▶ _DOCUMENT TEXT_
Denis Phelps was born in Wellington in 1943, his grandfather (and regular companion) a greengrocer, his father and mother accountants in a market gardeners' co-operative. He spent his entire life in an inner Wellington suburb. When most of his contemporaries in early-Sixties Wellington were heading off to see the world, Phelps's travel was confined by the limitations of his mobility and by his always fragile physical condition and frequent, grievous accidents. He was told, when 16, that he would never work.
With his minimal formal education and several years' self-education behind him he took himself, with encouragement and physical help from his sister, to Victoria University. There he discovered an ability to gain A grades and burst into student politics as Secretary of the Students' Union. He began writing a weekly metropolitan newspaper column on university affairs.
He spurned, without deriding it, much of the help then available to the physically handicapped and felt it was necessary for him to make his way as a normal member of the workforce. But he had to be more than normal. "When you're in a position such as mine," he told one interviewer,
you have to be that much better. People don't accept you on the same basis as they accept other people so you have to try harder.
His chance came with his acceptance in 1970 into the then NZ Broadcasting Corporation news service. And it was here that he remained with a talented group of colleagues developing and encouraging in others a professionalism in the skill of news organisation, presentation and philosophy that was to make of Radio NZ News a service among the best in the world - and a source of talent for the UK and many other countries.

▶ _STATED EXERCISE_
Pick up the account of Denis Phelps's life above and continue it from its last sentence.

▶ _Data items_

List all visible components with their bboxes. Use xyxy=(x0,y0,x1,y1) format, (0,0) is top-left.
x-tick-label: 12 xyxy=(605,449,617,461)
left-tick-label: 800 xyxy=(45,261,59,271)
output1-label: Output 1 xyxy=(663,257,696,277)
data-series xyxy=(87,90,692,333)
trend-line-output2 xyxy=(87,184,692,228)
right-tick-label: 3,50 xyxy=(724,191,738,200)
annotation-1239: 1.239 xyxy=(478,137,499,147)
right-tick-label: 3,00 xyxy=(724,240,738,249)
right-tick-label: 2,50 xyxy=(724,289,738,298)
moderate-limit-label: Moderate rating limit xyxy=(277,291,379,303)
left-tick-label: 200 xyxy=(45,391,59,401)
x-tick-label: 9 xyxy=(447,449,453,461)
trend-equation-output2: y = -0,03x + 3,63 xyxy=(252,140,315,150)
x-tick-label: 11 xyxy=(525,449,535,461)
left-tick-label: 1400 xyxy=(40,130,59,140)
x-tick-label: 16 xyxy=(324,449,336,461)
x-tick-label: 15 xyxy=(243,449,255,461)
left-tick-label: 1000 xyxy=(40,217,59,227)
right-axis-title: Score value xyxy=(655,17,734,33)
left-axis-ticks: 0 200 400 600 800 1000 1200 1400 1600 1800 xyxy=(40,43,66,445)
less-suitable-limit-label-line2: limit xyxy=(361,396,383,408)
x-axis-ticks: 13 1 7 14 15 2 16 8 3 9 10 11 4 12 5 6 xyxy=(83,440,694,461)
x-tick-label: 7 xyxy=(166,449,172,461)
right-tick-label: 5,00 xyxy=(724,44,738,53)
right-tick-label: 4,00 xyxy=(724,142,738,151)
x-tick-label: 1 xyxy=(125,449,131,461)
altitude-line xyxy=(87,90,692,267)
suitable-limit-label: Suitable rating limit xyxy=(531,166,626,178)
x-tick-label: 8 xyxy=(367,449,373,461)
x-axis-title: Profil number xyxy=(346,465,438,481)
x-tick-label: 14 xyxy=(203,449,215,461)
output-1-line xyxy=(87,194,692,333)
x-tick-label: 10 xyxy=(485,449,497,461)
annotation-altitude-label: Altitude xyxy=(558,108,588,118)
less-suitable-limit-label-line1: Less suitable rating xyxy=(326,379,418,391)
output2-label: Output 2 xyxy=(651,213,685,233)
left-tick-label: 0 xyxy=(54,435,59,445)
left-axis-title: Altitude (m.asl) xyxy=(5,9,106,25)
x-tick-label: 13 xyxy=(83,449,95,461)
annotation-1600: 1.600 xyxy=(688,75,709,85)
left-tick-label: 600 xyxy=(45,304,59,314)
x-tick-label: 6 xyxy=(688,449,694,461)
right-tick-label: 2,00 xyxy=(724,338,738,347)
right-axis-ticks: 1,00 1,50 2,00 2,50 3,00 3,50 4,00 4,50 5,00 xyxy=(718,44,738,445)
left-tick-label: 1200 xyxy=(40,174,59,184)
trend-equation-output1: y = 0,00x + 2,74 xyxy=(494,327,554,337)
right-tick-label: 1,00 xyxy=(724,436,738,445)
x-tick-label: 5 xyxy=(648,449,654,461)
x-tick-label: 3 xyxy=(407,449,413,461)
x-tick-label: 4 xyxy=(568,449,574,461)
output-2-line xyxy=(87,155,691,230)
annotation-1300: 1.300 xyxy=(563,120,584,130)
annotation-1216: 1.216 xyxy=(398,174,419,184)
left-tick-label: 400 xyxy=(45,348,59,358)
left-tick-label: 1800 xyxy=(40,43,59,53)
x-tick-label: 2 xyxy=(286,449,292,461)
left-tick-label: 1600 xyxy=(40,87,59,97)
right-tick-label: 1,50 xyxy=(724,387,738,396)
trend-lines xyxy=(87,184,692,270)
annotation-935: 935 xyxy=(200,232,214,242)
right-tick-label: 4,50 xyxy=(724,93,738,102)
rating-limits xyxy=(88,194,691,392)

▶ _RESPONSE_
Soon he was in one of the hottest seats in broadcasting - president of his union, the Association of Broadcasting Journalists, this during the reign of the autocratic and divisive prime minister Robert Muldoon. In 1977 Phelps took a hard line against political interference and pressure experienced by journalists. He strongly defended the position - and human frailties - of journalists and journalism. "Of course," he said,
we make errors of fact, judgement and taste. And sometimes we are personally dishonest in an effort to stay in favour with management. But, with our imperfections, we remain one of the few barriers to an authoritarian bureaucracy.
Phelps's childhood experience of isolation prepared him for years of overnight and early-morning work and the pressure of preparing bulletins for the breakfast shifts. He was often alone, but never a loner. He craved company and conversation. He assuaged these thirsts as an elegant and sophisticated host, in his custom-built house. Therein could be found an always well-peopled dinner table where music and wines flowed while Phelps wheeled in his cordon bleu dishes from low-level oven to table. His party trick was the quiz, the conundrum, the unanswerable question, to confound. His politics were liberal and compassionate, his manner courteous, his method in the kitchen, as in conversation, orderly, tidy.
He carried this attitude into his work. To those of us working as his newsreaders, he would hand over carefully written, thoughtfully compiled, considered prose written for the reader and the hearer, a discipline so many of us in our various news roles tried to emulate here in Britain. We often discussed the nature of the news bulletin and its significance in the wider world of the media. He saw it as his demanding responsibility that the listener be helped to understand the sense of the story and, in the context of that bulletin and the news of the day and the week, its meaning.
Phelps remained at the coalface of news until the end of his life. He could have moved to administration or higher rank elsewhere. Rather, he chose, as he saw it, the continual professionalisation of his craft, the crafting of news.
He spoke of his work minutes before he died. "It's been a tough job," he said, "but I think I've done it pretty well."
Not a boast. OK to go.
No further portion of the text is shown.